WORK TO COMPLETE
All of the entries need to be written out again, exactly as they are.

LISTED RECORDS
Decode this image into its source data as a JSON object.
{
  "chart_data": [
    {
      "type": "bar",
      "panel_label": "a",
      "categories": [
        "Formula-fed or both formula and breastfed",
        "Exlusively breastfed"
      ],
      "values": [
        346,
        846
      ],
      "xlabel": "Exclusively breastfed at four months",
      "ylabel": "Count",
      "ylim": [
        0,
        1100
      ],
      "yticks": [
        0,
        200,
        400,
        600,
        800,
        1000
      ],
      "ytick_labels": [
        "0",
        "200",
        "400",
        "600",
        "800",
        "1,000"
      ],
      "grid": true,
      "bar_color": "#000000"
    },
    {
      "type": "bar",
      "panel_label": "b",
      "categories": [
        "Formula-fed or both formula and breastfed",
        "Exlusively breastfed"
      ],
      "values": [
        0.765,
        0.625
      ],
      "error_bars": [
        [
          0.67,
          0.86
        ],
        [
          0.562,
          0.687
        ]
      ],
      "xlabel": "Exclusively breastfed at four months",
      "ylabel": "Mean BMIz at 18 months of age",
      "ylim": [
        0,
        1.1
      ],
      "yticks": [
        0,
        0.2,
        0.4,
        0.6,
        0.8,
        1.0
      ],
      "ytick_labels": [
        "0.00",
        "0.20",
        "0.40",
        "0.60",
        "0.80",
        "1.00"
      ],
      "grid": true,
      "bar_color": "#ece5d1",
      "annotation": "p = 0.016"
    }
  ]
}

TASK RESULT
Decode this image into its source data as a JSON object.
{
  "chart_data": [
    {
      "type": "bar",
      "panel_label": "a",
      "categories": [
        "Formula-fed or both formula and breastfed",
        "Exlusively breastfed"
      ],
      "values": [
        346,
        846
      ],
      "xlabel": "Exclusively breastfed at four months",
      "ylabel": "Count",
      "ylim": [
        0,
        1100
      ],
      "yticks": [
        0,
        200,
        400,
        600,
        800,
        1000
      ],
      "ytick_labels": [
        "0",
        "200",
        "400",
        "600",
        "800",
        "1,000"
      ],
      "grid": true,
      "bar_color": "#000000"
    },
    {
      "type": "bar",
      "panel_label": "b",
      "categories": [
        "Formula-fed or both formula and breastfed",
        "Exlusively breastfed"
      ],
      "values": [
        0.765,
        0.625
      ],
      "error_bars": [
        [
          0.67,
          0.86
        ],
        [
          0.562,
          0.687
        ]
      ],
      "xlabel": "Exclusively breastfed at four months",
      "ylabel": "Mean BMIz at 18 months of age",
      "ylim": [
        0,
        1.1
      ],
      "yticks": [
        0,
        0.2,
        0.4,
        0.6,
        0.8,
        1.0
      ],
      "ytick_labels": [
        "0.00",
        "0.20",
        "0.40",
        "0.60",
        "0.80",
        "1.00"
      ],
      "grid": true,
      "bar_color": "#ece5d1",
      "annotation": "p = 0.016"
    }
  ]
}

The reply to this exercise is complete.